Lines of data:
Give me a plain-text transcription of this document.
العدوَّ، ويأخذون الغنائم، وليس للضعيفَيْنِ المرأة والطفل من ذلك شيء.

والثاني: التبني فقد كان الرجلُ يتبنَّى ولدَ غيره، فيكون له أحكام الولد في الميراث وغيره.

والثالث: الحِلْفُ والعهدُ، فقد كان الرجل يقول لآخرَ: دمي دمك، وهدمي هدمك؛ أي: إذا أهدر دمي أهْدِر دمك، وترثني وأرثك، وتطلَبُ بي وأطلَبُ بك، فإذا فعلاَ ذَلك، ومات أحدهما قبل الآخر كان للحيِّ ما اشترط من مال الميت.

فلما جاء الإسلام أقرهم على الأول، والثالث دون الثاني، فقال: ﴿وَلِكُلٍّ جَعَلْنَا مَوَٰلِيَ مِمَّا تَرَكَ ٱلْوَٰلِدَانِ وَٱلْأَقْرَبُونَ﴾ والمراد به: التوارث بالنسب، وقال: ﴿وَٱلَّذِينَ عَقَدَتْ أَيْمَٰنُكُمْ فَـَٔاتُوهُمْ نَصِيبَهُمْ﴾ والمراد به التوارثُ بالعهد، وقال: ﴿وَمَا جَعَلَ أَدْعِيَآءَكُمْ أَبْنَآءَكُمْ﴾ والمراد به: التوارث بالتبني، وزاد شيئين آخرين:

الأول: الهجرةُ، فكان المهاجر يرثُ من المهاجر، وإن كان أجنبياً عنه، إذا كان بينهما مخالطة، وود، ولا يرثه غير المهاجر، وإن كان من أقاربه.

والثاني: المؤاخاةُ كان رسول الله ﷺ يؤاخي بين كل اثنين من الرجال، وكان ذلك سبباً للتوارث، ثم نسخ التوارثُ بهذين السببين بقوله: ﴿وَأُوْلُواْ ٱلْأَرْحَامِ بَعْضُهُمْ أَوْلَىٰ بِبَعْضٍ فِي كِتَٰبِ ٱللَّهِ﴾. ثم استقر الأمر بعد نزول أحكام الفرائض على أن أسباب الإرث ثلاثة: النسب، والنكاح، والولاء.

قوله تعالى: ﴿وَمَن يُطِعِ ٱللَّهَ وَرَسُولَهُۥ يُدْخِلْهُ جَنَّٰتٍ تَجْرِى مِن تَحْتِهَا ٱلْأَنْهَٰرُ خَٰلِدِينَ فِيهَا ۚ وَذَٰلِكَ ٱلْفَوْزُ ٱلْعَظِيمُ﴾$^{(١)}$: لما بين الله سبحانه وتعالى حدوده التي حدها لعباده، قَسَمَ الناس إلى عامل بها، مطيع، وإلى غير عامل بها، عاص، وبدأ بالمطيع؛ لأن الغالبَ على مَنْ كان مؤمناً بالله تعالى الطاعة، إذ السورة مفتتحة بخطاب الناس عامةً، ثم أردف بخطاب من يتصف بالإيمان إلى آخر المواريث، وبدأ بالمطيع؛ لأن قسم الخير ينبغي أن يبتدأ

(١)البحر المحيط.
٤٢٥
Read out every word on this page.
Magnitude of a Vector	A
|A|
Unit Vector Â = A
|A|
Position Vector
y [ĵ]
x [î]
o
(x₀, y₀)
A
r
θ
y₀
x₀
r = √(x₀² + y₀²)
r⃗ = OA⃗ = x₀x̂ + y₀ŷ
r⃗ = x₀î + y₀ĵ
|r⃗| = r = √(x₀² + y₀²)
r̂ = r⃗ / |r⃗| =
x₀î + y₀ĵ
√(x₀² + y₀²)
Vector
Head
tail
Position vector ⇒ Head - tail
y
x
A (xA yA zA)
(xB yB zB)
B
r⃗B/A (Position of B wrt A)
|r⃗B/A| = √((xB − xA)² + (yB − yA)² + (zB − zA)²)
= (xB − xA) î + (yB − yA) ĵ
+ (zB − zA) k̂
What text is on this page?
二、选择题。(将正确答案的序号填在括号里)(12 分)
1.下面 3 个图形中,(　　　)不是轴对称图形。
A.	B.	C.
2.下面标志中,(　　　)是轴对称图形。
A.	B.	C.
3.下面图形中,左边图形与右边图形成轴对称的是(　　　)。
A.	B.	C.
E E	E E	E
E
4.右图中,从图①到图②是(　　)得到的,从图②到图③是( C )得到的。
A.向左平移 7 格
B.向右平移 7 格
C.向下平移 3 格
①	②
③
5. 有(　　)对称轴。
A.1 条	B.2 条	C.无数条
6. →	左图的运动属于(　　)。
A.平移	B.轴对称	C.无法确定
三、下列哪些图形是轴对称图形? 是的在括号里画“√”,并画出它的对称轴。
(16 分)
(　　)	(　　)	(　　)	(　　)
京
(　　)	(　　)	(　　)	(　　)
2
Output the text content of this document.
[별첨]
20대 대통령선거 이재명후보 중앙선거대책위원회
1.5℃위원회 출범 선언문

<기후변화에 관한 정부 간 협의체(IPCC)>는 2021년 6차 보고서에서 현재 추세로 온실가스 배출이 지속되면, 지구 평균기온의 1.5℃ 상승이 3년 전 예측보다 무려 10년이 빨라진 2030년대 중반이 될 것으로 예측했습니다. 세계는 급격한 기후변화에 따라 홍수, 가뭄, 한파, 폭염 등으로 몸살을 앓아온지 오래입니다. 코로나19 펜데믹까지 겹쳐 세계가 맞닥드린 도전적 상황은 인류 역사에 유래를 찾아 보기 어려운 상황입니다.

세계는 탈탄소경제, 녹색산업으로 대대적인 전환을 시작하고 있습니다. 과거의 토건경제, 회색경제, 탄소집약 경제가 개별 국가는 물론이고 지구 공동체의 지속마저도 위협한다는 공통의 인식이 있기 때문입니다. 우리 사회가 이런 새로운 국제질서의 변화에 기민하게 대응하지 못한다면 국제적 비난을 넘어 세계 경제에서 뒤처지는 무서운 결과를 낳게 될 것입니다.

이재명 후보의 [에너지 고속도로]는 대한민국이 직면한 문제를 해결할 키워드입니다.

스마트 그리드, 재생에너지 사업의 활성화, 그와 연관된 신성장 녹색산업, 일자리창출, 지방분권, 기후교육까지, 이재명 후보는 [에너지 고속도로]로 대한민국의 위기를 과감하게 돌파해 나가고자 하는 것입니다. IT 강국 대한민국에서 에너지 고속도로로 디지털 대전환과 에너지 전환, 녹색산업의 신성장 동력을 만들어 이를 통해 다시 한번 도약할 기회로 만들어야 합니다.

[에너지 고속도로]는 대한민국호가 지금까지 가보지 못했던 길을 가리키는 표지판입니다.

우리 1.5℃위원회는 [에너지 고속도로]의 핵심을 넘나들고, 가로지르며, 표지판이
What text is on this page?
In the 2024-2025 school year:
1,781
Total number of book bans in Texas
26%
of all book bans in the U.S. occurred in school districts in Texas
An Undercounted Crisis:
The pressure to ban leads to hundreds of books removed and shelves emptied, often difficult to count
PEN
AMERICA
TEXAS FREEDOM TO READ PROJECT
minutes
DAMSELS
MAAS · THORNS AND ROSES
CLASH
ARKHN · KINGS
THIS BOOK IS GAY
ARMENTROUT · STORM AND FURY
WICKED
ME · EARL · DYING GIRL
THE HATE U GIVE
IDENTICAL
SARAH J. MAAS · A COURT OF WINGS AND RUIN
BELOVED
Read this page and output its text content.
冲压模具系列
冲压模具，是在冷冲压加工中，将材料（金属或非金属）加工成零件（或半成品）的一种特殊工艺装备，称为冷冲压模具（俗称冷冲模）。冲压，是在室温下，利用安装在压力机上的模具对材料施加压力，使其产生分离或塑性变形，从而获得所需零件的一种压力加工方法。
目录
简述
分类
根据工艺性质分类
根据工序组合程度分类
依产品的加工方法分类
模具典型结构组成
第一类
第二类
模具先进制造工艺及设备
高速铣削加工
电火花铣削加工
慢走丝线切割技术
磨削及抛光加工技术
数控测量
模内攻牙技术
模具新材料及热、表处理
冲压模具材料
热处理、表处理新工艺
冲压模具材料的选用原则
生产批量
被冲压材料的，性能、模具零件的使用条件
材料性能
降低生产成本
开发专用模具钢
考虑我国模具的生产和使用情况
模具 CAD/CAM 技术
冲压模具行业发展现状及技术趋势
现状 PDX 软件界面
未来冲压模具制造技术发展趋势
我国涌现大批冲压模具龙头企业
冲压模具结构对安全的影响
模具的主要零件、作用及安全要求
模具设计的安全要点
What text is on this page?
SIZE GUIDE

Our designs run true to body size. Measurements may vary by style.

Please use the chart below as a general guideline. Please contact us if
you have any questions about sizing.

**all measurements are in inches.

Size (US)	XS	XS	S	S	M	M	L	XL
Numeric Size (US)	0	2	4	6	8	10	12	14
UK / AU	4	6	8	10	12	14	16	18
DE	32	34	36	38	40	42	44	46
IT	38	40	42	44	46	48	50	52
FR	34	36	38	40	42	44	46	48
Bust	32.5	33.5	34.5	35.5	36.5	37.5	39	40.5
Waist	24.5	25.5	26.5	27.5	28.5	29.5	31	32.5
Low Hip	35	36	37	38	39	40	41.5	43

▸ Given task: Gather every line from the listing above in which "أحكام" appears, and copy those lines.

▸ Solution to the problem:
والثاني: التبني فقد كان الرجلُ يتبنَّى ولدَ غيره، فيكون له أحكام الولد في الميراث وغيره.
والثاني: المؤاخاةُ كان رسول الله ﷺ يؤاخي بين كل اثنين من الرجال، وكان ذلك سبباً للتوارث، ثم نسخ التوارثُ بهذين السببين بقوله: ﴿وَأُوْلُواْ ٱلْأَرْحَامِ بَعْضُهُمْ أَوْلَىٰ بِبَعْضٍ فِي كِتَٰبِ ٱللَّهِ﴾. ثم استقر الأمر بعد نزول أحكام الفرائض على أن أسباب الإرث ثلاثة: النسب، والنكاح، والولاء.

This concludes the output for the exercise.